··· Given records

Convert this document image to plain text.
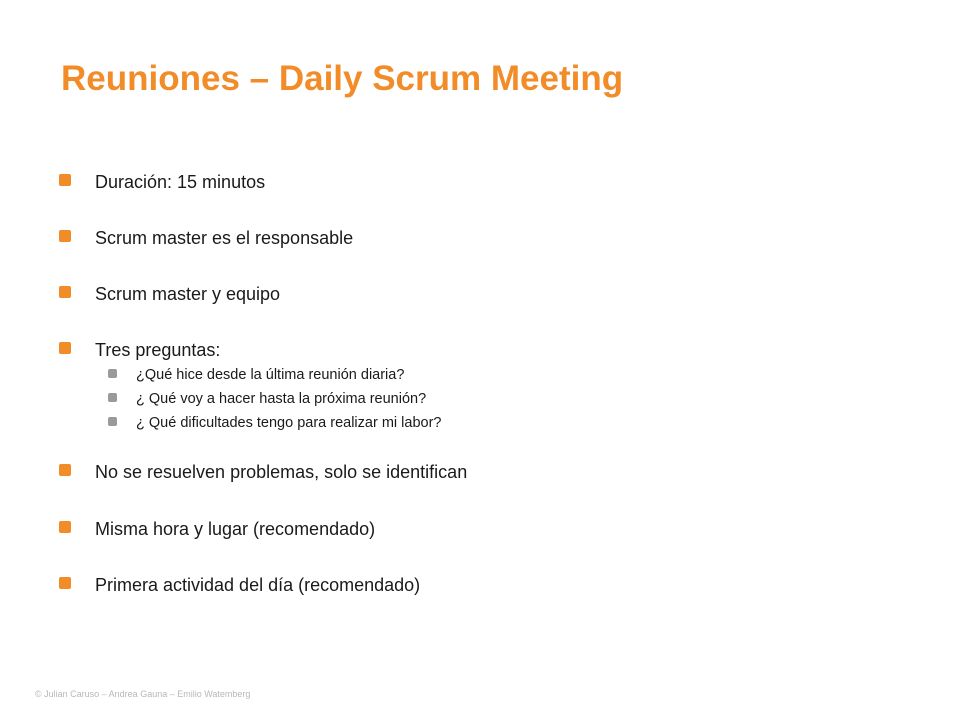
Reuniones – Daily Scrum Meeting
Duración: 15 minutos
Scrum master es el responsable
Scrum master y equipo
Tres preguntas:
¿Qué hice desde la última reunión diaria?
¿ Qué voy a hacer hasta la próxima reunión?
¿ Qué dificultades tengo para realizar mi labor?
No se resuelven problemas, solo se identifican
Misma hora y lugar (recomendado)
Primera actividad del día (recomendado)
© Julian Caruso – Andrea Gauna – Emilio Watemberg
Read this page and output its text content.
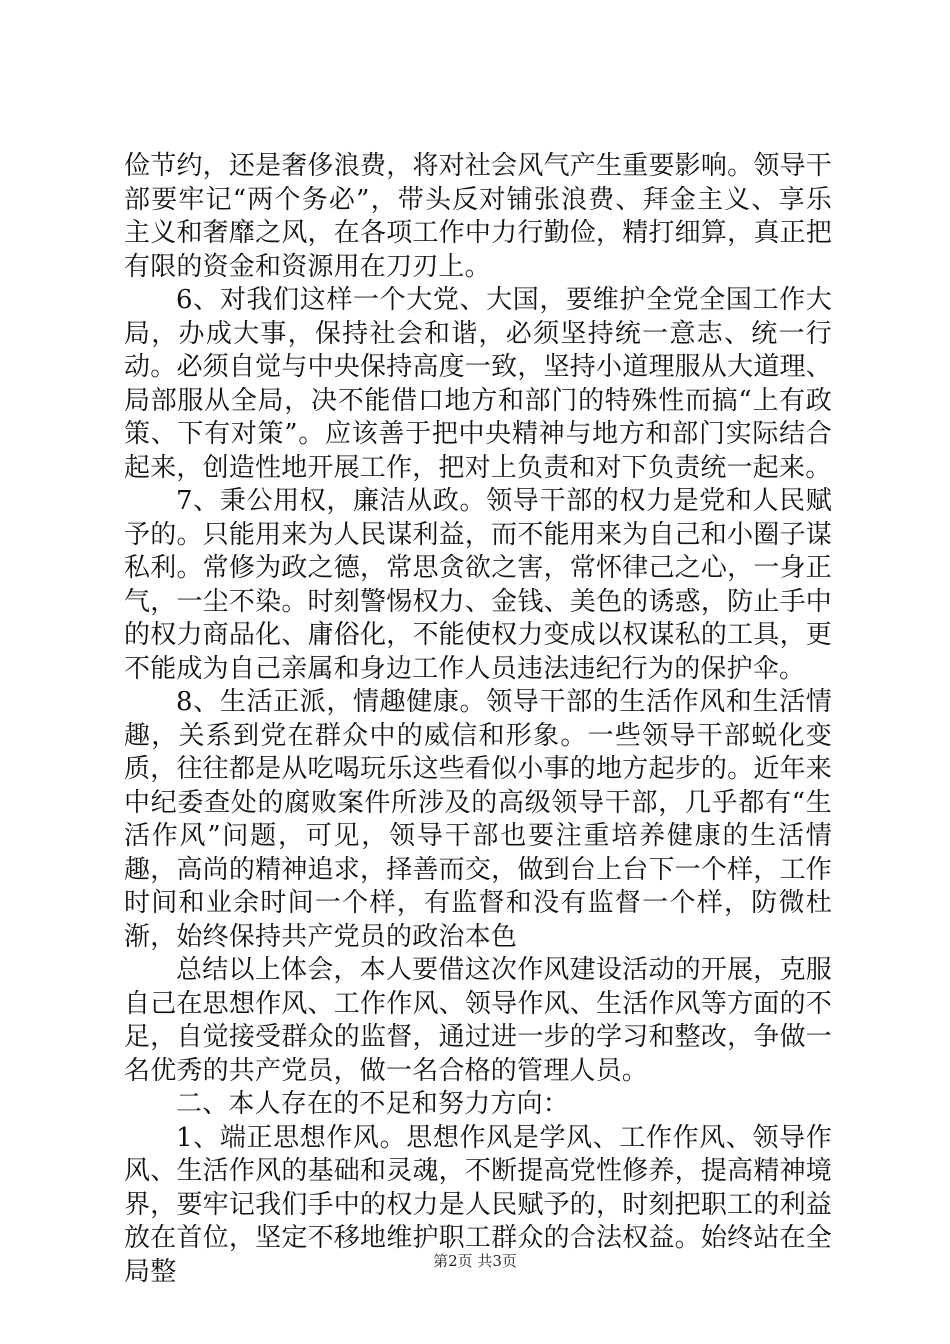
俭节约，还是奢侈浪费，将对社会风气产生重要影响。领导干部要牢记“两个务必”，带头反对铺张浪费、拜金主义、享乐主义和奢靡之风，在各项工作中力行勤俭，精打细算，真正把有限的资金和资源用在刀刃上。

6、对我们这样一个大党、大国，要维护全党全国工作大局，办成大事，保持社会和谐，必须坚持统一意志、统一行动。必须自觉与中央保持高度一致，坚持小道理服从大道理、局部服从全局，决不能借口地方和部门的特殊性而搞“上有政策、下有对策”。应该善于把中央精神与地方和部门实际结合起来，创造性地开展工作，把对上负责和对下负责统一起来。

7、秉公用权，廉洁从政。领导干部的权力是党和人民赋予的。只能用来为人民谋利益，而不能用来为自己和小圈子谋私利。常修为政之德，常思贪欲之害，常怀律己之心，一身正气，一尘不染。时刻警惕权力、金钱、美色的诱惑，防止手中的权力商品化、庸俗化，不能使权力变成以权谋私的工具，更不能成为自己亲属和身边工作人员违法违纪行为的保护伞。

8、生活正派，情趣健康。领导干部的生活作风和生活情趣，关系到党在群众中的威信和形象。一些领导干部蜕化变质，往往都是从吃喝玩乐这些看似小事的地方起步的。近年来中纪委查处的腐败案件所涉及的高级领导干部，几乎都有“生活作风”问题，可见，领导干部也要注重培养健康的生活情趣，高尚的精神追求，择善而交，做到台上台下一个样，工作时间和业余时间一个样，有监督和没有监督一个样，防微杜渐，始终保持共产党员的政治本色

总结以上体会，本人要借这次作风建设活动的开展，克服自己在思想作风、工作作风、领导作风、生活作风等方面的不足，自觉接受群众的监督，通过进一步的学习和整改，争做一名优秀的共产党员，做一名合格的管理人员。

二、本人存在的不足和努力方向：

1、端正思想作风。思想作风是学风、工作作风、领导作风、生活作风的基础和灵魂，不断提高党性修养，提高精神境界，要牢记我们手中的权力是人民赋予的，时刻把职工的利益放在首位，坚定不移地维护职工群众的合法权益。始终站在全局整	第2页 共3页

······

Exercise objective →
Pick out lines containing the word "recomendado", each one as written.

Final result →
Misma hora y lugar (recomendado)
Primera actividad del día (recomendado)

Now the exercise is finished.